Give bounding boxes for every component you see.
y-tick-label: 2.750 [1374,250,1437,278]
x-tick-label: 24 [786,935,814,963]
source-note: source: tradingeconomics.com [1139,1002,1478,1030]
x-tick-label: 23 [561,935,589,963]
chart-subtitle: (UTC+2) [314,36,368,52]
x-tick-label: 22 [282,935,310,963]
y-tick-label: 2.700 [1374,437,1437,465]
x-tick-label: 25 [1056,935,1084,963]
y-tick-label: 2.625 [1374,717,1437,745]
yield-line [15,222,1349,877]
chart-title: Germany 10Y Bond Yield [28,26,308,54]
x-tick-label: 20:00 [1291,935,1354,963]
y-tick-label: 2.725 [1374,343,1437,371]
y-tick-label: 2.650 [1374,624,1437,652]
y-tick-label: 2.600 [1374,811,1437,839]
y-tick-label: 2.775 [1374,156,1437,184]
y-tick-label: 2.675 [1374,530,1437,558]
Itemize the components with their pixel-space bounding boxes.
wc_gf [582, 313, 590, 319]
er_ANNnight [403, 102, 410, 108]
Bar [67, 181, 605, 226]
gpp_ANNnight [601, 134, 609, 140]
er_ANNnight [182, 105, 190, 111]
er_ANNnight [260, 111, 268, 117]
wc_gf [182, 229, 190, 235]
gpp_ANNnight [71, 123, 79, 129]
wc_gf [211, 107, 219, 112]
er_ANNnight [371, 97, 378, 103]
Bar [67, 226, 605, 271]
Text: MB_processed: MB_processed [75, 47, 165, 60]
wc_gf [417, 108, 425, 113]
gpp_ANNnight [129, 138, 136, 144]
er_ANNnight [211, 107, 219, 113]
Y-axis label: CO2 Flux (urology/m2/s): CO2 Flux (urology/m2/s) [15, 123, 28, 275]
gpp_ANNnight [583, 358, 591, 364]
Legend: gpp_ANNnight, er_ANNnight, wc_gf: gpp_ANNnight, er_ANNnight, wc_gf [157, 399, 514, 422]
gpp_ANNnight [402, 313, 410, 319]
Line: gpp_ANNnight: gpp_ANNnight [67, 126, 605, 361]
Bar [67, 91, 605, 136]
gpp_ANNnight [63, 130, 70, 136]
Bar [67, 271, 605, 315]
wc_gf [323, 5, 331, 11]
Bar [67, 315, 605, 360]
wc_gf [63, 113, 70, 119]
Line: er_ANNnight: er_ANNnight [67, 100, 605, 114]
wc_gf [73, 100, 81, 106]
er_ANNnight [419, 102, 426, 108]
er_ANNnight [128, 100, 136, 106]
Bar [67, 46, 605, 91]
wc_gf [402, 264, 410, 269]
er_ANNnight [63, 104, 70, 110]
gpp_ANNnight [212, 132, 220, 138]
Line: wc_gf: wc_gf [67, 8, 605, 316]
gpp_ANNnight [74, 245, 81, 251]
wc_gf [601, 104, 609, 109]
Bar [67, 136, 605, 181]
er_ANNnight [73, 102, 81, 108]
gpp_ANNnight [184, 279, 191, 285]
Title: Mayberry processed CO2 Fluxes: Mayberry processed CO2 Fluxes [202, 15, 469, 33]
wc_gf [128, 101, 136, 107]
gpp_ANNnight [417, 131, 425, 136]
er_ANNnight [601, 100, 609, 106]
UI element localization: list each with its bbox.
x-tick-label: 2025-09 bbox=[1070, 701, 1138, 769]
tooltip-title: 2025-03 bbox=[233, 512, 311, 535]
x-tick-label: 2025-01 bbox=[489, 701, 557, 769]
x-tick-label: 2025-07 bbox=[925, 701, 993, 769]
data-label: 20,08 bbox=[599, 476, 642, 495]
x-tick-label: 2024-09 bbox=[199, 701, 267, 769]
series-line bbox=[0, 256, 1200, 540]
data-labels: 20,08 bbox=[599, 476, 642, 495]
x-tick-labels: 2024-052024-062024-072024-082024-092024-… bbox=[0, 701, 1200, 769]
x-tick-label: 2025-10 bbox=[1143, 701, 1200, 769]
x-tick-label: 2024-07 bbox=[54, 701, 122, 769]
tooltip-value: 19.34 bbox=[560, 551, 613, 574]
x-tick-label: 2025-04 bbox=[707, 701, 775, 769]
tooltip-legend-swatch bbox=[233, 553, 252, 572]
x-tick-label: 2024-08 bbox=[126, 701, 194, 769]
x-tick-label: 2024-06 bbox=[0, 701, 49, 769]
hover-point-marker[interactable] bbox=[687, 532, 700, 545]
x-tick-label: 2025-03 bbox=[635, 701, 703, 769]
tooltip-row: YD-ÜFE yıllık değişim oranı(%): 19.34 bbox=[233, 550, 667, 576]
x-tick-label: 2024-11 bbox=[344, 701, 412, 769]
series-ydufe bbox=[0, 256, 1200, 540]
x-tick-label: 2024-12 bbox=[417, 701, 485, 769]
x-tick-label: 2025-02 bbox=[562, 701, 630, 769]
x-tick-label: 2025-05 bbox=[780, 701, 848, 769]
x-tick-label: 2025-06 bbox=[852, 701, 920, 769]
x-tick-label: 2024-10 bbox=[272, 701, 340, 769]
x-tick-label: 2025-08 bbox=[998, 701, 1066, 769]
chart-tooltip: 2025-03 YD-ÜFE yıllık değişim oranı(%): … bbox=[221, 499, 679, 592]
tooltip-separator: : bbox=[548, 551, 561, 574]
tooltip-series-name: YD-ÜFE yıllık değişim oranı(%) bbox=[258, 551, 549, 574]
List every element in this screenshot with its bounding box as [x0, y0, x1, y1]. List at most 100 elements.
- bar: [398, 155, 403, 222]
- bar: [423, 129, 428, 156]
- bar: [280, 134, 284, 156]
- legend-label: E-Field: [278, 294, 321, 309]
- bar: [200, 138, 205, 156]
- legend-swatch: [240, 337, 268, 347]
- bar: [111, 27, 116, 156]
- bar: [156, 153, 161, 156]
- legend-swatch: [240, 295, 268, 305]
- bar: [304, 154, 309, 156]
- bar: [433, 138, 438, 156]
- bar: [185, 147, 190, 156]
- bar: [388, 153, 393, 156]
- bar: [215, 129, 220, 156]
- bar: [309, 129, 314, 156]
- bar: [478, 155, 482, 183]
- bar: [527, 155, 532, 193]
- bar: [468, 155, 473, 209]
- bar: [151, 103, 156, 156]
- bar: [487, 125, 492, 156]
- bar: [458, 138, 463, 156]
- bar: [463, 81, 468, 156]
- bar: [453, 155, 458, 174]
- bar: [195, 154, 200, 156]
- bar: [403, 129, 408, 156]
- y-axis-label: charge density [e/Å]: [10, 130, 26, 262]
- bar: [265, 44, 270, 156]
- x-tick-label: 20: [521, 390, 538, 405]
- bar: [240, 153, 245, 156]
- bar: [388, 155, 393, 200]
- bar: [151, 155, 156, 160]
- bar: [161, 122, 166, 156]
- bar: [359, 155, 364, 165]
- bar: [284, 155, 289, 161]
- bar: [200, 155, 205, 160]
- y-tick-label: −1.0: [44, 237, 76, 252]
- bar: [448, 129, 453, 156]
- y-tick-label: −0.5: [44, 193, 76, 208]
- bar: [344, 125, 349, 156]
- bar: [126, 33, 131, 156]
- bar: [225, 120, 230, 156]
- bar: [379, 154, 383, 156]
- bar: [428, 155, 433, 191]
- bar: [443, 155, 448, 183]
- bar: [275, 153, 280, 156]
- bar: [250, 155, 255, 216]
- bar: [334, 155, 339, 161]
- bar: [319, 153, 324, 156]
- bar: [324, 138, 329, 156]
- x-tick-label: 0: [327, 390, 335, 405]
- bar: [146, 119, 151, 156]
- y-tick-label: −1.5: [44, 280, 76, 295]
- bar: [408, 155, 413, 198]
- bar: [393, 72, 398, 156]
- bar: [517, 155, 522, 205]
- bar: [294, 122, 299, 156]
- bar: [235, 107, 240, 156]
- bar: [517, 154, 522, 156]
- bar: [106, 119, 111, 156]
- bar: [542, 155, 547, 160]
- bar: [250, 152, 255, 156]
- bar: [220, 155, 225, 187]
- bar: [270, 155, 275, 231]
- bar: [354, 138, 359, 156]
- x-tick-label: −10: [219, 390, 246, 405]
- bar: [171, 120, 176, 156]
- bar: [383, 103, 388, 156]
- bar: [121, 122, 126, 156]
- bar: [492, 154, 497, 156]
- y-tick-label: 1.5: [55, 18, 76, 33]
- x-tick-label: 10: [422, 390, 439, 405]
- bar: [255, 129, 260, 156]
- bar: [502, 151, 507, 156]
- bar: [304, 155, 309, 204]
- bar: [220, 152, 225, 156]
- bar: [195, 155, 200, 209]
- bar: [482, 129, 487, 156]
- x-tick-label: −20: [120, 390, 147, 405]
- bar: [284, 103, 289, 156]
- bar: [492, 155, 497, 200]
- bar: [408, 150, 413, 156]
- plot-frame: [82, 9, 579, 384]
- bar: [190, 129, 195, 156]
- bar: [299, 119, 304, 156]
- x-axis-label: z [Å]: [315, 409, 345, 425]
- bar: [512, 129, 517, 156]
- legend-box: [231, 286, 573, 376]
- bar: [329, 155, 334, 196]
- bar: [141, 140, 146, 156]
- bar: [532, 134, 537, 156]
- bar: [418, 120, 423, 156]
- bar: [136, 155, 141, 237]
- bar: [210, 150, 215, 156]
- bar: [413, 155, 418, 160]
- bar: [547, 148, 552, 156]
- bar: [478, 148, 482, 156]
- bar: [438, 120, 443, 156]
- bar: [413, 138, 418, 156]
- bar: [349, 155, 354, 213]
##########
● EXERCISE BRIEF: Reproduce the lines from the first one above through the line that contains "x-tick-label: 22 [282,935,310,963]", including both.

● EXERCISE ANSWER:
Give bounding boxes for every component you see.
y-tick-label: 2.750 [1374,250,1437,278]
x-tick-label: 24 [786,935,814,963]
source-note: source: tradingeconomics.com [1139,1002,1478,1030]
x-tick-label: 23 [561,935,589,963]
chart-subtitle: (UTC+2) [314,36,368,52]
x-tick-label: 22 [282,935,310,963]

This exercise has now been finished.